## REQUEST:
Give back the line where "Output a JSON" appears and all the lines after it until the listing ends, unchanged and with nothing else.
## START TASK MATERIAL
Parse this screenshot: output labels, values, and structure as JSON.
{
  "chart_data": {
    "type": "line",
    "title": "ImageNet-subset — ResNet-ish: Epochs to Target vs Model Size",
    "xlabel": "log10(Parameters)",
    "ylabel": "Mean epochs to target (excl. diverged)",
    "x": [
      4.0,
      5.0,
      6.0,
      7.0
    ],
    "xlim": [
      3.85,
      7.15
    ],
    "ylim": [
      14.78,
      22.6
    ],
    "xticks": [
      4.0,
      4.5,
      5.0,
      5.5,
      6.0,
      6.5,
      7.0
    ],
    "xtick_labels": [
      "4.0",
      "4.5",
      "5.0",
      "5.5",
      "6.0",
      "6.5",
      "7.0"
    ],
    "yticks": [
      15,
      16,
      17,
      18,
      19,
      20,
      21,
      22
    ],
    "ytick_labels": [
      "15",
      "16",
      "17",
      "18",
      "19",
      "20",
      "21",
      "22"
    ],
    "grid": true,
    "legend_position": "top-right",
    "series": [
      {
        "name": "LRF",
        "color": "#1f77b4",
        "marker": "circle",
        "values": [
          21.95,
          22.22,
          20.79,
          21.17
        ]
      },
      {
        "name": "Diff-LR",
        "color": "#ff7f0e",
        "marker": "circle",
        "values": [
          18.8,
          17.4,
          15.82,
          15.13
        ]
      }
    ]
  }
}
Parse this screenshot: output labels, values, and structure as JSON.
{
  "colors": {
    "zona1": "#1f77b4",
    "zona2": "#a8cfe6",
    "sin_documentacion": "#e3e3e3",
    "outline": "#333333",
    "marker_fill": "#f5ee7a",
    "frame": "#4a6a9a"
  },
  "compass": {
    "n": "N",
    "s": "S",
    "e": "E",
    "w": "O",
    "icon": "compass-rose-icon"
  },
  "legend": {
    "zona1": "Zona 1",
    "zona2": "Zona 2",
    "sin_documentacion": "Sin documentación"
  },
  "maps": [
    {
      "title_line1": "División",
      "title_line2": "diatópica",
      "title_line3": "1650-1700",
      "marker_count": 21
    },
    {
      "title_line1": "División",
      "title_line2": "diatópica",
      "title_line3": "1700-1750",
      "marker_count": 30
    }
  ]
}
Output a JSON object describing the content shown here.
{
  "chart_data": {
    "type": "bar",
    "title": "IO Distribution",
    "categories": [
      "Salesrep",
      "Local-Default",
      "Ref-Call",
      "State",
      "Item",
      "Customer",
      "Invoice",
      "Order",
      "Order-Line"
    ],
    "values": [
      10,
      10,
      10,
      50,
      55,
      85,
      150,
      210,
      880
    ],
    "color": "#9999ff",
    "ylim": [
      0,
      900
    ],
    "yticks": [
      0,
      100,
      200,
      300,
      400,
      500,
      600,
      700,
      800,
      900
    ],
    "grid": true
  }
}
## END TASK MATERIAL
## EXERCISE RESPONSE:
Output a JSON object describing the content shown here.
{
  "chart_data": {
    "type": "bar",
    "title": "IO Distribution",
    "categories": [
      "Salesrep",
      "Local-Default",
      "Ref-Call",
      "State",
      "Item",
      "Customer",
      "Invoice",
      "Order",
      "Order-Line"
    ],
    "values": [
      10,
      10,
      10,
      50,
      55,
      85,
      150,
      210,
      880
    ],
    "color": "#9999ff",
    "ylim": [
      0,
      900
    ],
    "yticks": [
      0,
      100,
      200,
      300,
      400,
      500,
      600,
      700,
      800,
      900
    ],
    "grid": true
  }
}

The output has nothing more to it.